Start ENTRIES PROVIDED

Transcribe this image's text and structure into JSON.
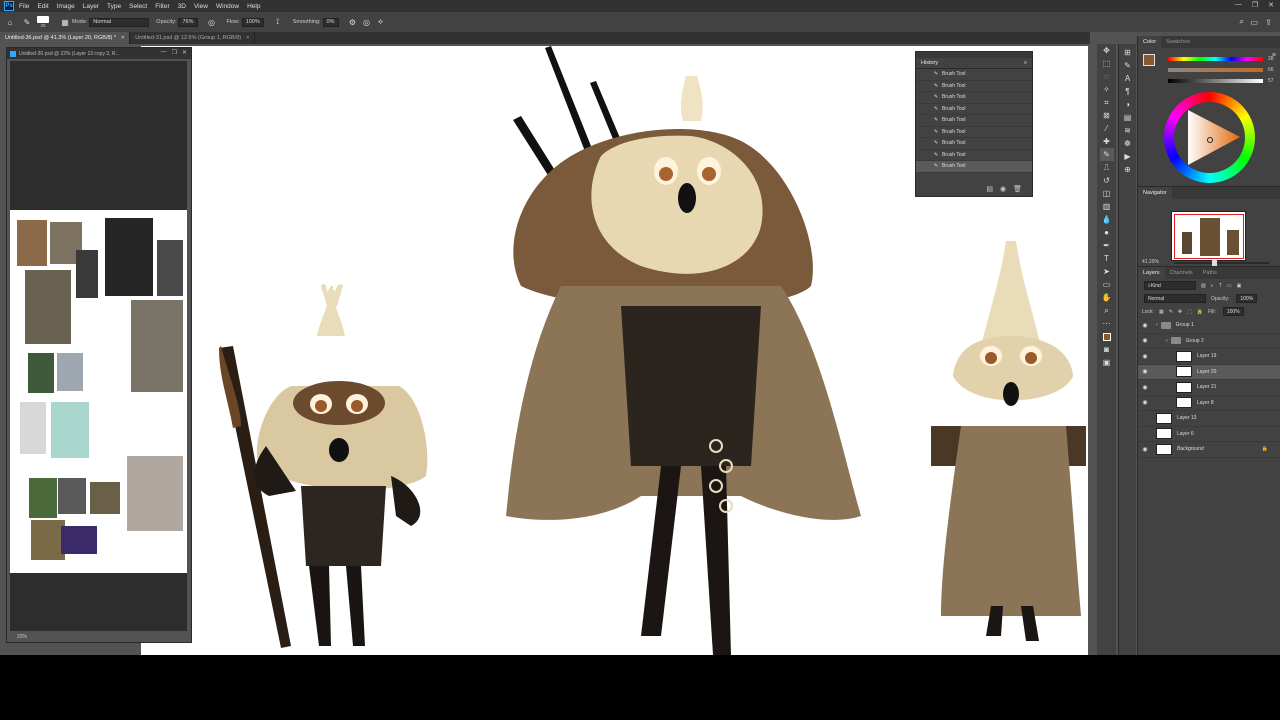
{
  "menubar": {
    "app_logo": "Ps",
    "items": [
      "File",
      "Edit",
      "Image",
      "Layer",
      "Type",
      "Select",
      "Filter",
      "3D",
      "View",
      "Window",
      "Help"
    ],
    "window_controls": [
      "—",
      "❐",
      "✕"
    ]
  },
  "options_bar": {
    "brush_size": "25",
    "mode_label": "Mode:",
    "mode_value": "Normal",
    "opacity_label": "Opacity:",
    "opacity_value": "76%",
    "flow_label": "Flow:",
    "flow_value": "100%",
    "smoothing_label": "Smoothing:",
    "smoothing_value": "0%"
  },
  "tabs": [
    {
      "label": "Untitled-36.psd @ 41.3% (Layer 20, RGB/8) *",
      "close": "×"
    },
    {
      "label": "Untitled-31.psd @ 12.5% (Group 1, RGB/8)",
      "close": "×"
    }
  ],
  "doc_window": {
    "title": "Untitled-30.psd @ 22% (Layer 13 copy 2, R...",
    "zoom": "22%",
    "controls": [
      "—",
      "❐",
      "✕"
    ]
  },
  "history": {
    "title": "History",
    "items": [
      "Brush Tool",
      "Brush Tool",
      "Brush Tool",
      "Brush Tool",
      "Brush Tool",
      "Brush Tool",
      "Brush Tool",
      "Brush Tool",
      "Brush Tool"
    ]
  },
  "color_panel": {
    "tabs": [
      "Color",
      "Swatches"
    ],
    "foreground": "#8a5a2e",
    "slider_values": [
      "28",
      "66",
      "57"
    ]
  },
  "navigator": {
    "title": "Navigator",
    "zoom": "41.29%"
  },
  "layers_panel": {
    "tabs": [
      "Layers",
      "Channels",
      "Paths"
    ],
    "kind_label": "Kind",
    "blend_mode": "Normal",
    "opacity_label": "Opacity:",
    "opacity_value": "100%",
    "lock_label": "Lock:",
    "fill_label": "Fill:",
    "fill_value": "100%",
    "layers": [
      {
        "name": "Group 1",
        "kind": "group",
        "visible": true,
        "indent": 0
      },
      {
        "name": "Group 2",
        "kind": "group",
        "visible": true,
        "indent": 1
      },
      {
        "name": "Layer 19",
        "kind": "layer",
        "visible": true,
        "indent": 2
      },
      {
        "name": "Layer 20",
        "kind": "layer",
        "visible": true,
        "indent": 2,
        "selected": true
      },
      {
        "name": "Layer 21",
        "kind": "layer",
        "visible": true,
        "indent": 2
      },
      {
        "name": "Layer 8",
        "kind": "layer",
        "visible": true,
        "indent": 2
      },
      {
        "name": "Layer 13",
        "kind": "layer",
        "visible": false,
        "indent": 0
      },
      {
        "name": "Layer 6",
        "kind": "layer",
        "visible": false,
        "indent": 0
      },
      {
        "name": "Background",
        "kind": "background",
        "visible": true,
        "indent": 0
      }
    ]
  },
  "colors": {
    "ui_dark": "#323232",
    "ui_mid": "#424242",
    "ui_workspace": "#535353",
    "accent_blue": "#31a8ff"
  }
}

End ENTRIES PROVIDED

• _JOB_:
Return all of the entries exactly as written, but drop any pictures they hold.

• _SOLUTION FOR THIS TASK_:
Transcribe this image's text and structure into JSON.
{
  "menubar": {
    "app_logo": "Ps",
    "items": [
      "File",
      "Edit",
      "Image",
      "Layer",
      "Type",
      "Select",
      "Filter",
      "3D",
      "View",
      "Window",
      "Help"
    ],
    "window_controls": [
      "—",
      "❐",
      "✕"
    ]
  },
  "options_bar": {
    "brush_size": "25",
    "mode_label": "Mode:",
    "mode_value": "Normal",
    "opacity_label": "Opacity:",
    "opacity_value": "76%",
    "flow_label": "Flow:",
    "flow_value": "100%",
    "smoothing_label": "Smoothing:",
    "smoothing_value": "0%"
  },
  "tabs": [
    {
      "label": "Untitled-36.psd @ 41.3% (Layer 20, RGB/8) *",
      "close": "×"
    },
    {
      "label": "Untitled-31.psd @ 12.5% (Group 1, RGB/8)",
      "close": "×"
    }
  ],
  "doc_window": {
    "title": "Untitled-30.psd @ 22% (Layer 13 copy 2, R...",
    "zoom": "22%",
    "controls": [
      "—",
      "❐",
      "✕"
    ]
  },
  "history": {
    "title": "History",
    "items": [
      "Brush Tool",
      "Brush Tool",
      "Brush Tool",
      "Brush Tool",
      "Brush Tool",
      "Brush Tool",
      "Brush Tool",
      "Brush Tool",
      "Brush Tool"
    ]
  },
  "color_panel": {
    "tabs": [
      "Color",
      "Swatches"
    ],
    "foreground": "#8a5a2e",
    "slider_values": [
      "28",
      "66",
      "57"
    ]
  },
  "navigator": {
    "title": "Navigator",
    "zoom": "41.29%"
  },
  "layers_panel": {
    "tabs": [
      "Layers",
      "Channels",
      "Paths"
    ],
    "kind_label": "Kind",
    "blend_mode": "Normal",
    "opacity_label": "Opacity:",
    "opacity_value": "100%",
    "lock_label": "Lock:",
    "fill_label": "Fill:",
    "fill_value": "100%",
    "layers": [
      {
        "name": "Group 1",
        "kind": "group",
        "visible": true,
        "indent": 0
      },
      {
        "name": "Group 2",
        "kind": "group",
        "visible": true,
        "indent": 1
      },
      {
        "name": "Layer 19",
        "kind": "layer",
        "visible": true,
        "indent": 2
      },
      {
        "name": "Layer 20",
        "kind": "layer",
        "visible": true,
        "indent": 2,
        "selected": true
      },
      {
        "name": "Layer 21",
        "kind": "layer",
        "visible": true,
        "indent": 2
      },
      {
        "name": "Layer 8",
        "kind": "layer",
        "visible": true,
        "indent": 2
      },
      {
        "name": "Layer 13",
        "kind": "layer",
        "visible": false,
        "indent": 0
      },
      {
        "name": "Layer 6",
        "kind": "layer",
        "visible": false,
        "indent": 0
      },
      {
        "name": "Background",
        "kind": "background",
        "visible": true,
        "indent": 0
      }
    ]
  },
  "colors": {
    "ui_dark": "#323232",
    "ui_mid": "#424242",
    "ui_workspace": "#535353",
    "accent_blue": "#31a8ff"
  }
}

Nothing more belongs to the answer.